INSTRUCTION
Locate the word "airplane" in the data below, then copy every line that holds it.
-- begin --
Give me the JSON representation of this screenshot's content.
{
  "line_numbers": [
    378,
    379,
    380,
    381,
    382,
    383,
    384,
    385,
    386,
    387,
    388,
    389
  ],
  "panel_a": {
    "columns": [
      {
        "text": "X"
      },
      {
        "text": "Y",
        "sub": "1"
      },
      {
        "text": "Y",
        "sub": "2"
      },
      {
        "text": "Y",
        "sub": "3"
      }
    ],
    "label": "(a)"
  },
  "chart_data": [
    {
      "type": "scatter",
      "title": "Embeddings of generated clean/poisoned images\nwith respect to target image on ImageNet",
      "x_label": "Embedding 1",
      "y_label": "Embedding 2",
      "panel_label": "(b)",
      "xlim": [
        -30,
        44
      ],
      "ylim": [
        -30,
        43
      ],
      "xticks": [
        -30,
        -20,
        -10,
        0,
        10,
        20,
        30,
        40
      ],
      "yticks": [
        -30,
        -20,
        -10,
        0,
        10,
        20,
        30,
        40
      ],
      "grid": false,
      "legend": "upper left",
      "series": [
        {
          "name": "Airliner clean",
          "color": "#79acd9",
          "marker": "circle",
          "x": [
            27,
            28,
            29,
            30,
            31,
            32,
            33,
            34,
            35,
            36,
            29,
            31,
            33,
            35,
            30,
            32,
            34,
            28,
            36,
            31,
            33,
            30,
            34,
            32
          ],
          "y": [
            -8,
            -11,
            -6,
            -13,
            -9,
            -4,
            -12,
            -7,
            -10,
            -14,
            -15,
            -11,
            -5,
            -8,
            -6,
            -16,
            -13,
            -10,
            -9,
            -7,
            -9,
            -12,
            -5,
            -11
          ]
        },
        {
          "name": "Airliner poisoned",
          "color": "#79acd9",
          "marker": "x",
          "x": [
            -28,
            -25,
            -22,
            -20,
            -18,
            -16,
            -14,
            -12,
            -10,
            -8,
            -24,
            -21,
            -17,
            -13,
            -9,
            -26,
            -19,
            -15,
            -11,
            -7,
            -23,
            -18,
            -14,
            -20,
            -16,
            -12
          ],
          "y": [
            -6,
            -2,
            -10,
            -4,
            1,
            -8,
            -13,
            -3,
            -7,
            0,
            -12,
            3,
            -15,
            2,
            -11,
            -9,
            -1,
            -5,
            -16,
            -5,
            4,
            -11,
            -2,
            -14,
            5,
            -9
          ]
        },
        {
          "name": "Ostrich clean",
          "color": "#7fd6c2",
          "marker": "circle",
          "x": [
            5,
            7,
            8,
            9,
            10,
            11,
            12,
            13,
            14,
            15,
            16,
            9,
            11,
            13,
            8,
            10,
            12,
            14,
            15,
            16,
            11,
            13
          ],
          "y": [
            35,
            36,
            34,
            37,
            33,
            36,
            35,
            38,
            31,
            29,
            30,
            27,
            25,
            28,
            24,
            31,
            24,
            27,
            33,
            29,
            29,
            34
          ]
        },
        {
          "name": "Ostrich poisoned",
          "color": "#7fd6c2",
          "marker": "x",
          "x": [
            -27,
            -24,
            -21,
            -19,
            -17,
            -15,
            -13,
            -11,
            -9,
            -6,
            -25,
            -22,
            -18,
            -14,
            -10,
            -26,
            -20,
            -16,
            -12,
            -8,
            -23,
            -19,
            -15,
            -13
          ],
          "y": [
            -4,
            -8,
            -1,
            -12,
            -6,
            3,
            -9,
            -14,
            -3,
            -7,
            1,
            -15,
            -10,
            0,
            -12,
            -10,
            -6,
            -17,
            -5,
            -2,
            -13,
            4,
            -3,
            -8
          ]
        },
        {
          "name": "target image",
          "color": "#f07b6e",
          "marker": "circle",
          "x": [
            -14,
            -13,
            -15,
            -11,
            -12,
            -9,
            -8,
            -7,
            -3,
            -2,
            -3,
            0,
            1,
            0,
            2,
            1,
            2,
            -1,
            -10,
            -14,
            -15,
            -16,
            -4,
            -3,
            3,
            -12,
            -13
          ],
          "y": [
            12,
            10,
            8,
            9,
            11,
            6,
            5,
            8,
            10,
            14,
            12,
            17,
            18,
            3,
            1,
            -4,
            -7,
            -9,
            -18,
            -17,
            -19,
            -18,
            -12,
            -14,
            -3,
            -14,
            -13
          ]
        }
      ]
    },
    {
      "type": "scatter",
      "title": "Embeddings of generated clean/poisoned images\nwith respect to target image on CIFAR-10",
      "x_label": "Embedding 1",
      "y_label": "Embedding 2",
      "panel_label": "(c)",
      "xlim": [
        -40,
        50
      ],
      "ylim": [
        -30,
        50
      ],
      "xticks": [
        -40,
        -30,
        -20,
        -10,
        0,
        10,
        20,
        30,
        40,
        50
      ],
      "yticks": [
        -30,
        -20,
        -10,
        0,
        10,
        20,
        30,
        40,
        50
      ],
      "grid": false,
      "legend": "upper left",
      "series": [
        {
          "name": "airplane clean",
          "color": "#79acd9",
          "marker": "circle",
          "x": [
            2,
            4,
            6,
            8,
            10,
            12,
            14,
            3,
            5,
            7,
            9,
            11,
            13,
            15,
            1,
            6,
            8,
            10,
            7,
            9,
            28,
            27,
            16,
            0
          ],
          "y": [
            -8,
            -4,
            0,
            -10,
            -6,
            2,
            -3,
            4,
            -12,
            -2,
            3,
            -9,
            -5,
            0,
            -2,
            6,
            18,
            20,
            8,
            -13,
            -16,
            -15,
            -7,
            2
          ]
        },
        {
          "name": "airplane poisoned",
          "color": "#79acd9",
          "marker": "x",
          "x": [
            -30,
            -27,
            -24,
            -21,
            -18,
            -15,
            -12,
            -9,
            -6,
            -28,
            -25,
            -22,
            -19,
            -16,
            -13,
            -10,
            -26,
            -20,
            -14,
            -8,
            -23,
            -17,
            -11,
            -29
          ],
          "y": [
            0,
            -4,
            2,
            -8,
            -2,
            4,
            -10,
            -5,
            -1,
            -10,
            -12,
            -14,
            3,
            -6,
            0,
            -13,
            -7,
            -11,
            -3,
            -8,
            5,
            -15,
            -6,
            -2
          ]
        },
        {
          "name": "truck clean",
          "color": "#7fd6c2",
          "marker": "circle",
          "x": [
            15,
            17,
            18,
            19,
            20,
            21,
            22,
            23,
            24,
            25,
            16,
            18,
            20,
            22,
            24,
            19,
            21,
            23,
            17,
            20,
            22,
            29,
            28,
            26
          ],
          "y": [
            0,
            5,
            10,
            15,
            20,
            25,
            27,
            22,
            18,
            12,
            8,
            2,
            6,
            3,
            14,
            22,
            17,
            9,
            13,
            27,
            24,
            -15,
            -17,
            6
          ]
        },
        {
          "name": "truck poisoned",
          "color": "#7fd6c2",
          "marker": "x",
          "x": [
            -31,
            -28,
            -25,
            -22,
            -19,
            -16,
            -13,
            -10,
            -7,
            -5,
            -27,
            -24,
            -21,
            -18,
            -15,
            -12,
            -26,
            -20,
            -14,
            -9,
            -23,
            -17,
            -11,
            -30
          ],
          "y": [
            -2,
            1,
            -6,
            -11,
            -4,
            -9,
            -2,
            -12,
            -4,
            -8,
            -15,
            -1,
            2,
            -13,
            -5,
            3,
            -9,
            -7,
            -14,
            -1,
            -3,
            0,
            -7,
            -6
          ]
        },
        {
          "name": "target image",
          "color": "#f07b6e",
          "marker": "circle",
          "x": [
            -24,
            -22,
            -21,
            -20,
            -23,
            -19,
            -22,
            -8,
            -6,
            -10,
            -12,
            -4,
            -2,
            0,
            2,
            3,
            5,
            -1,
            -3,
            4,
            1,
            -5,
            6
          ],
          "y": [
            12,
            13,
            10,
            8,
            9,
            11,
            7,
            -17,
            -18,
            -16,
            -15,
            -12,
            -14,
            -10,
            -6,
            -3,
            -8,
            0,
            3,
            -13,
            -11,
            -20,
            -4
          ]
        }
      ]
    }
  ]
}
-- end --
ANSWER IN FULL
          "name": "airplane clean",
          "name": "airplane poisoned",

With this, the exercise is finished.